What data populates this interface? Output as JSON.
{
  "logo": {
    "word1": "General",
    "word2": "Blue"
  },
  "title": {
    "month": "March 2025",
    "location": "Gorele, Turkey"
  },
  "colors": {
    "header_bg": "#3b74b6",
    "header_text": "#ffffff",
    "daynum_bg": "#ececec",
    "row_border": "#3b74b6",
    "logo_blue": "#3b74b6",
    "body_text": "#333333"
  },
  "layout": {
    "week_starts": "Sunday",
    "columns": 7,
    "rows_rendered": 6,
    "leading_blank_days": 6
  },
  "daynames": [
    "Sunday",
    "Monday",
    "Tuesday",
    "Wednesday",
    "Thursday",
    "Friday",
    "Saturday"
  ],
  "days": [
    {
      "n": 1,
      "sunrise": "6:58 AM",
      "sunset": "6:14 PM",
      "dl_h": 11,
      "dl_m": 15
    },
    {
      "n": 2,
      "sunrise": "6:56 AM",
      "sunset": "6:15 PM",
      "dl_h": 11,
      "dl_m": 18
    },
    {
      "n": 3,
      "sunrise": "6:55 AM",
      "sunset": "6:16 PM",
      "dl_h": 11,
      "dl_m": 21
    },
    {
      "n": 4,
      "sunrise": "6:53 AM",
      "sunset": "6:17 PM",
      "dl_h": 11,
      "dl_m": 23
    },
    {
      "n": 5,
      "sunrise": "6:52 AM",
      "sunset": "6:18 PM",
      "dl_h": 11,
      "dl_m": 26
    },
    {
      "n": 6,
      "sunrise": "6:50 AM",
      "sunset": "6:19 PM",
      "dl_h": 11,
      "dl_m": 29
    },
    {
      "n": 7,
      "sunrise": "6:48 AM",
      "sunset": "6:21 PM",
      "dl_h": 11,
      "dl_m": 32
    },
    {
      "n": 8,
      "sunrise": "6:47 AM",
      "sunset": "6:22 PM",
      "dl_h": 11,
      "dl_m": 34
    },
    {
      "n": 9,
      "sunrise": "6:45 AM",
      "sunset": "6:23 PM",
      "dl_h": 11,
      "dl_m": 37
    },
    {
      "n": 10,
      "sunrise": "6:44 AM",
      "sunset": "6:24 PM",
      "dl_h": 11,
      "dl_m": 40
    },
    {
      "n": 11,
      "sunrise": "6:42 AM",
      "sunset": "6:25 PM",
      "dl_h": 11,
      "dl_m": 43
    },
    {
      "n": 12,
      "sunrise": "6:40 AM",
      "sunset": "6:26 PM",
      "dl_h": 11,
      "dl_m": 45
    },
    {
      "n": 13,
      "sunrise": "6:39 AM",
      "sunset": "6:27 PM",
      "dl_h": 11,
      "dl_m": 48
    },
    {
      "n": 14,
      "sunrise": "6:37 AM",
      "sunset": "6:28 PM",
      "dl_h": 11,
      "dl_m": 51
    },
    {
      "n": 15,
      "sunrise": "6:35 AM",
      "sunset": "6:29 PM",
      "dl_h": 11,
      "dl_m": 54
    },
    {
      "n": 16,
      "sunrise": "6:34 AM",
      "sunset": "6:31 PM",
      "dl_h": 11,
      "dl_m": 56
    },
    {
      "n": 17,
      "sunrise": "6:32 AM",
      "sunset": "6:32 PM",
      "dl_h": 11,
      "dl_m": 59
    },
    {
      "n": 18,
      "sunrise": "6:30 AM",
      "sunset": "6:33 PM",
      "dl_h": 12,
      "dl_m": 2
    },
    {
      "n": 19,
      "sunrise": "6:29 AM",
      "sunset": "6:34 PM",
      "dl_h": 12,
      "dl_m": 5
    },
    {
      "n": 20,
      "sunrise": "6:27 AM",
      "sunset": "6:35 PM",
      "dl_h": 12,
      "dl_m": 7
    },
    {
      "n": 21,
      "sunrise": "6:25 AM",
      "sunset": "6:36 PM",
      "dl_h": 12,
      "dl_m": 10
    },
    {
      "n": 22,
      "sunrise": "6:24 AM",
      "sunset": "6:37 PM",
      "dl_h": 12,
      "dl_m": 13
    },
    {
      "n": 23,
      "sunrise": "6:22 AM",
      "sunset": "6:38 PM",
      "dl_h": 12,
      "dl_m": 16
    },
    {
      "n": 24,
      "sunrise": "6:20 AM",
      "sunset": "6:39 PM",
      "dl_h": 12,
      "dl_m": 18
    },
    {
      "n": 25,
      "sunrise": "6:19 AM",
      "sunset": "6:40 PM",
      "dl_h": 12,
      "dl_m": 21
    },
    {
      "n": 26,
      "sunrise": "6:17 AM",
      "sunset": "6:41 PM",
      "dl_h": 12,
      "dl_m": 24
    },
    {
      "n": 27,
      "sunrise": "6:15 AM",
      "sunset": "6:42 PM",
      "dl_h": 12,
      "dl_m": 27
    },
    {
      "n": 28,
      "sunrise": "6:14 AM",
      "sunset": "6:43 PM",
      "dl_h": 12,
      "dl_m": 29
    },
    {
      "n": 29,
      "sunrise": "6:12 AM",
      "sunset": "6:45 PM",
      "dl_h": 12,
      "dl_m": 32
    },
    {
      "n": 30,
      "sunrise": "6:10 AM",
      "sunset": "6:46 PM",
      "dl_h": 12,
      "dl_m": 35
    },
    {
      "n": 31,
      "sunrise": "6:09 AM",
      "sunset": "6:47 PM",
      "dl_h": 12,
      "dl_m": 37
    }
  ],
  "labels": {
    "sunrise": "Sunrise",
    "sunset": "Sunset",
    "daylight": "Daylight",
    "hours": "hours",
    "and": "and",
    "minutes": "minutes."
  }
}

* _GIVEN REQUEST_
Repeat every line of the records above exactly.

* _WRITTEN ANSWER_
What data populates this interface? Output as JSON.
{
  "logo": {
    "word1": "General",
    "word2": "Blue"
  },
  "title": {
    "month": "March 2025",
    "location": "Gorele, Turkey"
  },
  "colors": {
    "header_bg": "#3b74b6",
    "header_text": "#ffffff",
    "daynum_bg": "#ececec",
    "row_border": "#3b74b6",
    "logo_blue": "#3b74b6",
    "body_text": "#333333"
  },
  "layout": {
    "week_starts": "Sunday",
    "columns": 7,
    "rows_rendered": 6,
    "leading_blank_days": 6
  },
  "daynames": [
    "Sunday",
    "Monday",
    "Tuesday",
    "Wednesday",
    "Thursday",
    "Friday",
    "Saturday"
  ],
  "days": [
    {
      "n": 1,
      "sunrise": "6:58 AM",
      "sunset": "6:14 PM",
      "dl_h": 11,
      "dl_m": 15
    },
    {
      "n": 2,
      "sunrise": "6:56 AM",
      "sunset": "6:15 PM",
      "dl_h": 11,
      "dl_m": 18
    },
    {
      "n": 3,
      "sunrise": "6:55 AM",
      "sunset": "6:16 PM",
      "dl_h": 11,
      "dl_m": 21
    },
    {
      "n": 4,
      "sunrise": "6:53 AM",
      "sunset": "6:17 PM",
      "dl_h": 11,
      "dl_m": 23
    },
    {
      "n": 5,
      "sunrise": "6:52 AM",
      "sunset": "6:18 PM",
      "dl_h": 11,
      "dl_m": 26
    },
    {
      "n": 6,
      "sunrise": "6:50 AM",
      "sunset": "6:19 PM",
      "dl_h": 11,
      "dl_m": 29
    },
    {
      "n": 7,
      "sunrise": "6:48 AM",
      "sunset": "6:21 PM",
      "dl_h": 11,
      "dl_m": 32
    },
    {
      "n": 8,
      "sunrise": "6:47 AM",
      "sunset": "6:22 PM",
      "dl_h": 11,
      "dl_m": 34
    },
    {
      "n": 9,
      "sunrise": "6:45 AM",
      "sunset": "6:23 PM",
      "dl_h": 11,
      "dl_m": 37
    },
    {
      "n": 10,
      "sunrise": "6:44 AM",
      "sunset": "6:24 PM",
      "dl_h": 11,
      "dl_m": 40
    },
    {
      "n": 11,
      "sunrise": "6:42 AM",
      "sunset": "6:25 PM",
      "dl_h": 11,
      "dl_m": 43
    },
    {
      "n": 12,
      "sunrise": "6:40 AM",
      "sunset": "6:26 PM",
      "dl_h": 11,
      "dl_m": 45
    },
    {
      "n": 13,
      "sunrise": "6:39 AM",
      "sunset": "6:27 PM",
      "dl_h": 11,
      "dl_m": 48
    },
    {
      "n": 14,
      "sunrise": "6:37 AM",
      "sunset": "6:28 PM",
      "dl_h": 11,
      "dl_m": 51
    },
    {
      "n": 15,
      "sunrise": "6:35 AM",
      "sunset": "6:29 PM",
      "dl_h": 11,
      "dl_m": 54
    },
    {
      "n": 16,
      "sunrise": "6:34 AM",
      "sunset": "6:31 PM",
      "dl_h": 11,
      "dl_m": 56
    },
    {
      "n": 17,
      "sunrise": "6:32 AM",
      "sunset": "6:32 PM",
      "dl_h": 11,
      "dl_m": 59
    },
    {
      "n": 18,
      "sunrise": "6:30 AM",
      "sunset": "6:33 PM",
      "dl_h": 12,
      "dl_m": 2
    },
    {
      "n": 19,
      "sunrise": "6:29 AM",
      "sunset": "6:34 PM",
      "dl_h": 12,
      "dl_m": 5
    },
    {
      "n": 20,
      "sunrise": "6:27 AM",
      "sunset": "6:35 PM",
      "dl_h": 12,
      "dl_m": 7
    },
    {
      "n": 21,
      "sunrise": "6:25 AM",
      "sunset": "6:36 PM",
      "dl_h": 12,
      "dl_m": 10
    },
    {
      "n": 22,
      "sunrise": "6:24 AM",
      "sunset": "6:37 PM",
      "dl_h": 12,
      "dl_m": 13
    },
    {
      "n": 23,
      "sunrise": "6:22 AM",
      "sunset": "6:38 PM",
      "dl_h": 12,
      "dl_m": 16
    },
    {
      "n": 24,
      "sunrise": "6:20 AM",
      "sunset": "6:39 PM",
      "dl_h": 12,
      "dl_m": 18
    },
    {
      "n": 25,
      "sunrise": "6:19 AM",
      "sunset": "6:40 PM",
      "dl_h": 12,
      "dl_m": 21
    },
    {
      "n": 26,
      "sunrise": "6:17 AM",
      "sunset": "6:41 PM",
      "dl_h": 12,
      "dl_m": 24
    },
    {
      "n": 27,
      "sunrise": "6:15 AM",
      "sunset": "6:42 PM",
      "dl_h": 12,
      "dl_m": 27
    },
    {
      "n": 28,
      "sunrise": "6:14 AM",
      "sunset": "6:43 PM",
      "dl_h": 12,
      "dl_m": 29
    },
    {
      "n": 29,
      "sunrise": "6:12 AM",
      "sunset": "6:45 PM",
      "dl_h": 12,
      "dl_m": 32
    },
    {
      "n": 30,
      "sunrise": "6:10 AM",
      "sunset": "6:46 PM",
      "dl_h": 12,
      "dl_m": 35
    },
    {
      "n": 31,
      "sunrise": "6:09 AM",
      "sunset": "6:47 PM",
      "dl_h": 12,
      "dl_m": 37
    }
  ],
  "labels": {
    "sunrise": "Sunrise",
    "sunset": "Sunset",
    "daylight": "Daylight",
    "hours": "hours",
    "and": "and",
    "minutes": "minutes."
  }
}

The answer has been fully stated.